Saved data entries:

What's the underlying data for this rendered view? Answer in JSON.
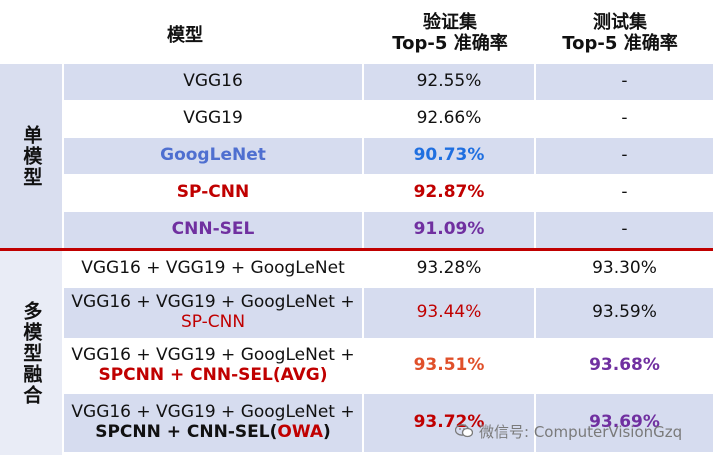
{
  "header": {
    "model": "模型",
    "val_line1": "验证集",
    "val_line2": "Top-5 准确率",
    "test_line1": "测试集",
    "test_line2": "Top-5 准确率"
  },
  "groups": {
    "single": "单模型",
    "multi": "多模型融合"
  },
  "single_rows": [
    {
      "model": "VGG16",
      "val": "92.55%",
      "test": "-"
    },
    {
      "model": "VGG19",
      "val": "92.66%",
      "test": "-"
    },
    {
      "model": "GoogLeNet",
      "val": "90.73%",
      "test": "-"
    },
    {
      "model": "SP-CNN",
      "val": "92.87%",
      "test": "-"
    },
    {
      "model": "CNN-SEL",
      "val": "91.09%",
      "test": "-"
    }
  ],
  "multi_rows": [
    {
      "line1": "VGG16 + VGG19 + GoogLeNet",
      "line2": "",
      "line2b": "",
      "line2c": "",
      "val": "93.28%",
      "test": "93.30%"
    },
    {
      "line1": "VGG16 + VGG19 + GoogLeNet +",
      "line2": "SP-CNN",
      "line2b": "",
      "line2c": "",
      "val": "93.44%",
      "test": "93.59%"
    },
    {
      "line1": "VGG16 + VGG19 + GoogLeNet +",
      "line2": "SPCNN + CNN-SEL(AVG)",
      "line2b": "",
      "line2c": "",
      "val": "93.51%",
      "test": "93.68%"
    },
    {
      "line1": "VGG16 + VGG19 + GoogLeNet +",
      "line2": "SPCNN + CNN-SEL(",
      "line2b": "OWA",
      "line2c": ")",
      "val": "93.72%",
      "test": "93.69%"
    }
  ],
  "watermark": "微信号: ComputerVisionGzq",
  "colors": {
    "accent_red": "#c00000",
    "blue": "#4f6fd0",
    "purple": "#7030a0",
    "orange_red": "#e0502a"
  }
}
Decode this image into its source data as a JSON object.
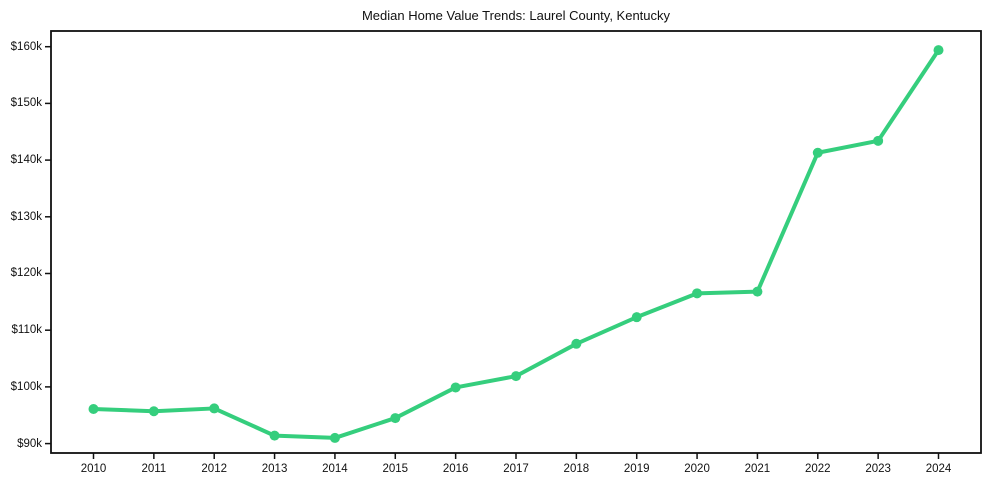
{
  "chart_data": {
    "type": "line",
    "title": "Median Home Value Trends: Laurel County, Kentucky",
    "xlabel": "",
    "ylabel": "",
    "categories": [
      "2010",
      "2011",
      "2012",
      "2013",
      "2014",
      "2015",
      "2016",
      "2017",
      "2018",
      "2019",
      "2020",
      "2021",
      "2022",
      "2023",
      "2024"
    ],
    "series": [
      {
        "name": "Median Home Value",
        "values": [
          96100,
          95700,
          96200,
          91400,
          91000,
          94500,
          99900,
          101900,
          107600,
          112300,
          116500,
          116800,
          141300,
          143400,
          159400
        ]
      }
    ],
    "ylim": [
      88340,
      162770
    ],
    "yticks": [
      90000,
      100000,
      110000,
      120000,
      130000,
      140000,
      150000,
      160000
    ],
    "ytick_labels": [
      "$90k",
      "$100k",
      "$110k",
      "$120k",
      "$130k",
      "$140k",
      "$150k",
      "$160k"
    ],
    "grid": false,
    "legend": false,
    "line_color": "#35ce7d",
    "marker": "circle",
    "spine_color": "#111111",
    "text_color": "#111111",
    "background_color": "#ffffff"
  }
}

**EXERCISE DIRECTIONS**
Point out every line holding the string "Median" and copy it.

**FULL ANSWER**
    "title": "Median Home Value Trends: Laurel County, Kentucky",
        "name": "Median Home Value",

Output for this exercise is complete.